(begin)

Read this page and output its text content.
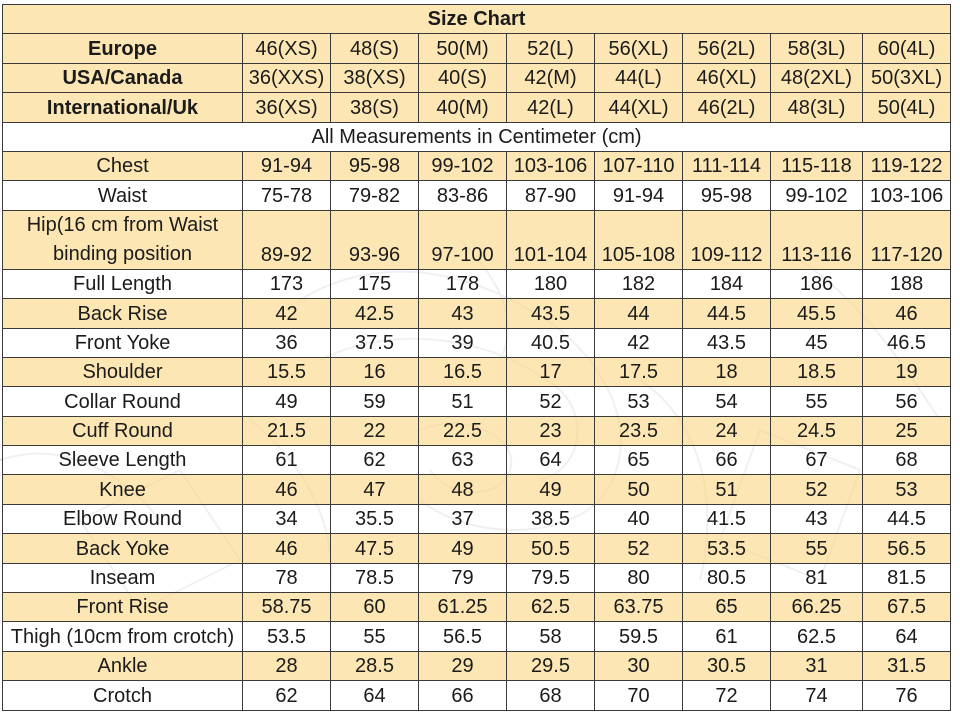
Size Chart								
Europe	46(XS)	48(S)	50(M)	52(L)	56(XL)	56(2L)	58(3L)	60(4L)
USA/Canada	36(XXS)	38(XS)	40(S)	42(M)	44(L)	46(XL)	48(2XL)	50(3XL)
International/Uk	36(XS)	38(S)	40(M)	42(L)	44(XL)	46(2L)	48(3L)	50(4L)
All Measurements in Centimeter (cm)								
Chest	91-94	95-98	99-102	103-106	107-110	111-114	115-118	119-122
Waist	75-78	79-82	83-86	87-90	91-94	95-98	99-102	103-106

Hip(16 cm from Waist
binding position	89-92	93-96	97-100	101-104	105-108	109-112	113-116	117-120
Full Length	173	175	178	180	182	184	186	188
Back Rise	42	42.5	43	43.5	44	44.5	45.5	46
Front Yoke	36	37.5	39	40.5	42	43.5	45	46.5
Shoulder	15.5	16	16.5	17	17.5	18	18.5	19
Collar Round	49	59	51	52	53	54	55	56
Cuff Round	21.5	22	22.5	23	23.5	24	24.5	25
Sleeve Length	61	62	63	64	65	66	67	68
Knee	46	47	48	49	50	51	52	53
Elbow Round	34	35.5	37	38.5	40	41.5	43	44.5
Back Yoke	46	47.5	49	50.5	52	53.5	55	56.5
Inseam	78	78.5	79	79.5	80	80.5	81	81.5
Front Rise	58.75	60	61.25	62.5	63.75	65	66.25	67.5
Thigh (10cm from crotch)	53.5	55	56.5	58	59.5	61	62.5	64
Ankle	28	28.5	29	29.5	30	30.5	31	31.5
Crotch	62	64	66	68	70	72	74	76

(end)

*WRITTEN PROBLEM*
Copy the data exactly. Any picture it contains is to be omitted.

*COMPLETED TASK*
Read this page and output its text content.
Size Chart								
Europe	46(XS)	48(S)	50(M)	52(L)	56(XL)	56(2L)	58(3L)	60(4L)
USA/Canada	36(XXS)	38(XS)	40(S)	42(M)	44(L)	46(XL)	48(2XL)	50(3XL)
International/Uk	36(XS)	38(S)	40(M)	42(L)	44(XL)	46(2L)	48(3L)	50(4L)
All Measurements in Centimeter (cm)								
Chest	91-94	95-98	99-102	103-106	107-110	111-114	115-118	119-122
Waist	75-78	79-82	83-86	87-90	91-94	95-98	99-102	103-106

Hip(16 cm from Waist
binding position	89-92	93-96	97-100	101-104	105-108	109-112	113-116	117-120
Full Length	173	175	178	180	182	184	186	188
Back Rise	42	42.5	43	43.5	44	44.5	45.5	46
Front Yoke	36	37.5	39	40.5	42	43.5	45	46.5
Shoulder	15.5	16	16.5	17	17.5	18	18.5	19
Collar Round	49	59	51	52	53	54	55	56
Cuff Round	21.5	22	22.5	23	23.5	24	24.5	25
Sleeve Length	61	62	63	64	65	66	67	68
Knee	46	47	48	49	50	51	52	53
Elbow Round	34	35.5	37	38.5	40	41.5	43	44.5
Back Yoke	46	47.5	49	50.5	52	53.5	55	56.5
Inseam	78	78.5	79	79.5	80	80.5	81	81.5
Front Rise	58.75	60	61.25	62.5	63.75	65	66.25	67.5
Thigh (10cm from crotch)	53.5	55	56.5	58	59.5	61	62.5	64
Ankle	28	28.5	29	29.5	30	30.5	31	31.5
Crotch	62	64	66	68	70	72	74	76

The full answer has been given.